Short exercise:
Transcribe all of the material exactly. Any picture in it should be left out.

[START OF Material provided]

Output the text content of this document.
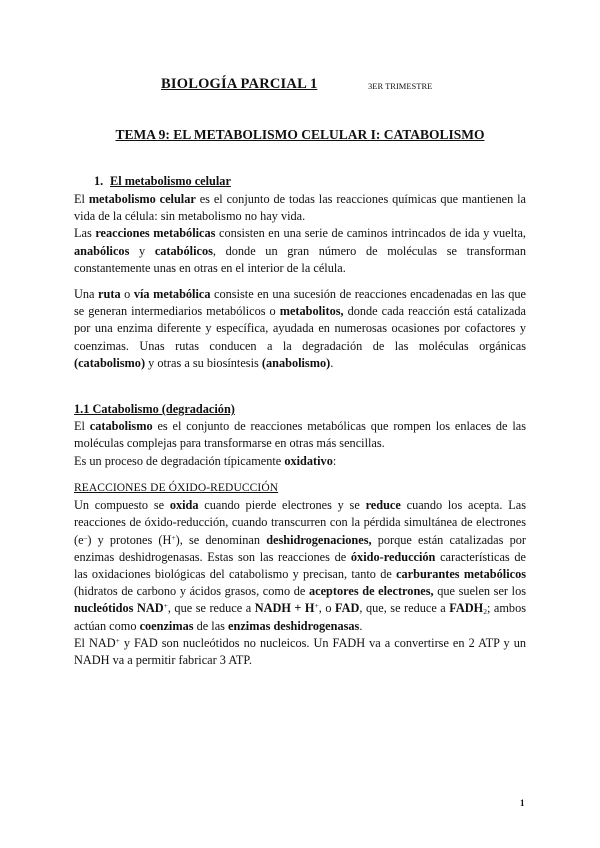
BIOLOGÍA PARCIAL 1	3ER TRIMESTRE
TEMA 9: EL METABOLISMO CELULAR I: CATABOLISMO
1. El metabolismo celular

El metabolismo celular es el conjunto de todas las reacciones químicas que mantienen la vida de la célula: sin metabolismo no hay vida.

Las reacciones metabólicas consisten en una serie de caminos intrincados de ida y vuelta, anabólicos y catabólicos, donde un gran número de moléculas se transforman constantemente unas en otras en el interior de la célula.

Una ruta o vía metabólica consiste en una sucesión de reacciones encadenadas en las que se generan intermediarios metabólicos o metabolitos, donde cada reacción está catalizada por una enzima diferente y específica, ayudada en numerosas ocasiones por cofactores y coenzimas. Unas rutas conducen a la degradación de las moléculas orgánicas (catabolismo) y otras a su biosíntesis (anabolismo).

1.1 Catabolismo (degradación)

El catabolismo es el conjunto de reacciones metabólicas que rompen los enlaces de las moléculas complejas para transformarse en otras más sencillas.

Es un proceso de degradación típicamente oxidativo:

REACCIONES DE ÓXIDO-REDUCCIÓN

Un compuesto se oxida cuando pierde electrones y se reduce cuando los acepta. Las reacciones de óxido-reducción, cuando transcurren con la pérdida simultánea de electrones (e–) y protones (H+), se denominan deshidrogenaciones, porque están catalizadas por enzimas deshidrogenasas. Estas son las reacciones de óxido-reducción características de las oxidaciones biológicas del catabolismo y precisan, tanto de carburantes metabólicos (hidratos de carbono y ácidos grasos, como de aceptores de electrones, que suelen ser los nucleótidos NAD+, que se reduce a NADH + H+, o FAD, que, se reduce a $FADH_2$; ambos actúan como coenzimas de las enzimas deshidrogenasas.

El NAD+ y FAD son nucleótidos no nucleicos. Un FADH va a convertirse en 2 ATP y un NADH va a permitir fabricar 3 ATP.

1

[END OF Material provided]

Task solution:
Output the text content of this document.
BIOLOGÍA PARCIAL 1	3ER TRIMESTRE
TEMA 9: EL METABOLISMO CELULAR I: CATABOLISMO
1. El metabolismo celular

El metabolismo celular es el conjunto de todas las reacciones químicas que mantienen la vida de la célula: sin metabolismo no hay vida.

Las reacciones metabólicas consisten en una serie de caminos intrincados de ida y vuelta, anabólicos y catabólicos, donde un gran número de moléculas se transforman constantemente unas en otras en el interior de la célula.

Una ruta o vía metabólica consiste en una sucesión de reacciones encadenadas en las que se generan intermediarios metabólicos o metabolitos, donde cada reacción está catalizada por una enzima diferente y específica, ayudada en numerosas ocasiones por cofactores y coenzimas. Unas rutas conducen a la degradación de las moléculas orgánicas (catabolismo) y otras a su biosíntesis (anabolismo).

1.1 Catabolismo (degradación)

El catabolismo es el conjunto de reacciones metabólicas que rompen los enlaces de las moléculas complejas para transformarse en otras más sencillas.

Es un proceso de degradación típicamente oxidativo:

REACCIONES DE ÓXIDO-REDUCCIÓN

Un compuesto se oxida cuando pierde electrones y se reduce cuando los acepta. Las reacciones de óxido-reducción, cuando transcurren con la pérdida simultánea de electrones (e–) y protones (H+), se denominan deshidrogenaciones, porque están catalizadas por enzimas deshidrogenasas. Estas son las reacciones de óxido-reducción características de las oxidaciones biológicas del catabolismo y precisan, tanto de carburantes metabólicos (hidratos de carbono y ácidos grasos, como de aceptores de electrones, que suelen ser los nucleótidos NAD+, que se reduce a NADH + H+, o FAD, que, se reduce a $FADH_2$; ambos actúan como coenzimas de las enzimas deshidrogenasas.

El NAD+ y FAD son nucleótidos no nucleicos. Un FADH va a convertirse en 2 ATP y un NADH va a permitir fabricar 3 ATP.

1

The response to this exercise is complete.